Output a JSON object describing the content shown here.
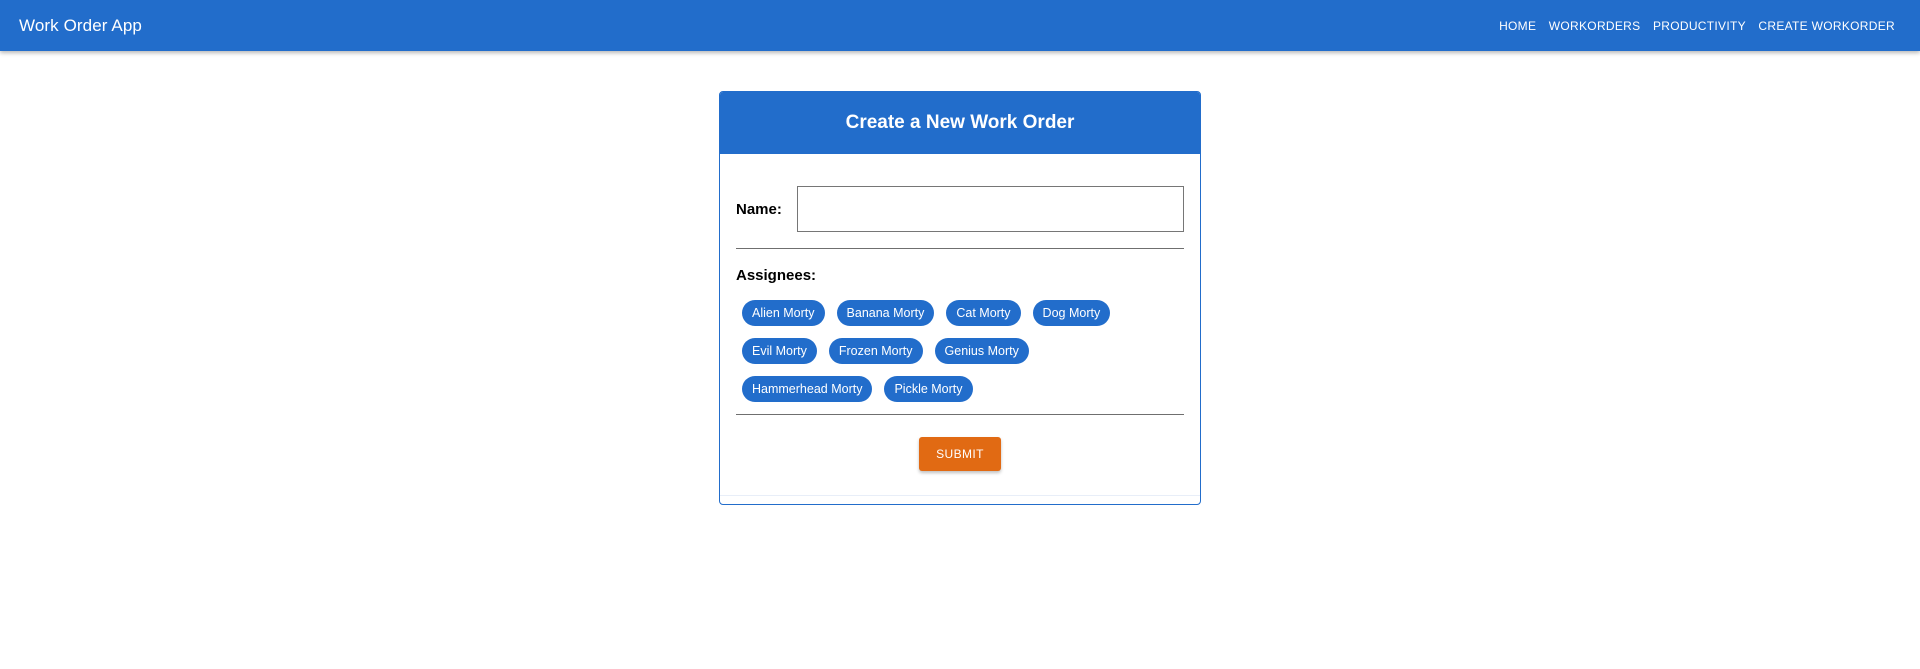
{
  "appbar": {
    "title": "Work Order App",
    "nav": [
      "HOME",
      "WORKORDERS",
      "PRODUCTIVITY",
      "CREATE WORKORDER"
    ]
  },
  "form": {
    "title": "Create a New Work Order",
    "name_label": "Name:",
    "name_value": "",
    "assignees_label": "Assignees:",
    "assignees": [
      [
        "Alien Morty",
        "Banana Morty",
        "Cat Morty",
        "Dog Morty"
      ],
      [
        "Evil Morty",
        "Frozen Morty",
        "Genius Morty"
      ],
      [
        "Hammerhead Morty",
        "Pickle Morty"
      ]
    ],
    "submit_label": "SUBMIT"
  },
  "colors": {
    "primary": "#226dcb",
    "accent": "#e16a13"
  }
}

+---+

* [Problem to solve] Output, exactly, all the records above; include no pictures.

* [Complete response]
Output a JSON object describing the content shown here.
{
  "appbar": {
    "title": "Work Order App",
    "nav": [
      "HOME",
      "WORKORDERS",
      "PRODUCTIVITY",
      "CREATE WORKORDER"
    ]
  },
  "form": {
    "title": "Create a New Work Order",
    "name_label": "Name:",
    "name_value": "",
    "assignees_label": "Assignees:",
    "assignees": [
      [
        "Alien Morty",
        "Banana Morty",
        "Cat Morty",
        "Dog Morty"
      ],
      [
        "Evil Morty",
        "Frozen Morty",
        "Genius Morty"
      ],
      [
        "Hammerhead Morty",
        "Pickle Morty"
      ]
    ],
    "submit_label": "SUBMIT"
  },
  "colors": {
    "primary": "#226dcb",
    "accent": "#e16a13"
  }
}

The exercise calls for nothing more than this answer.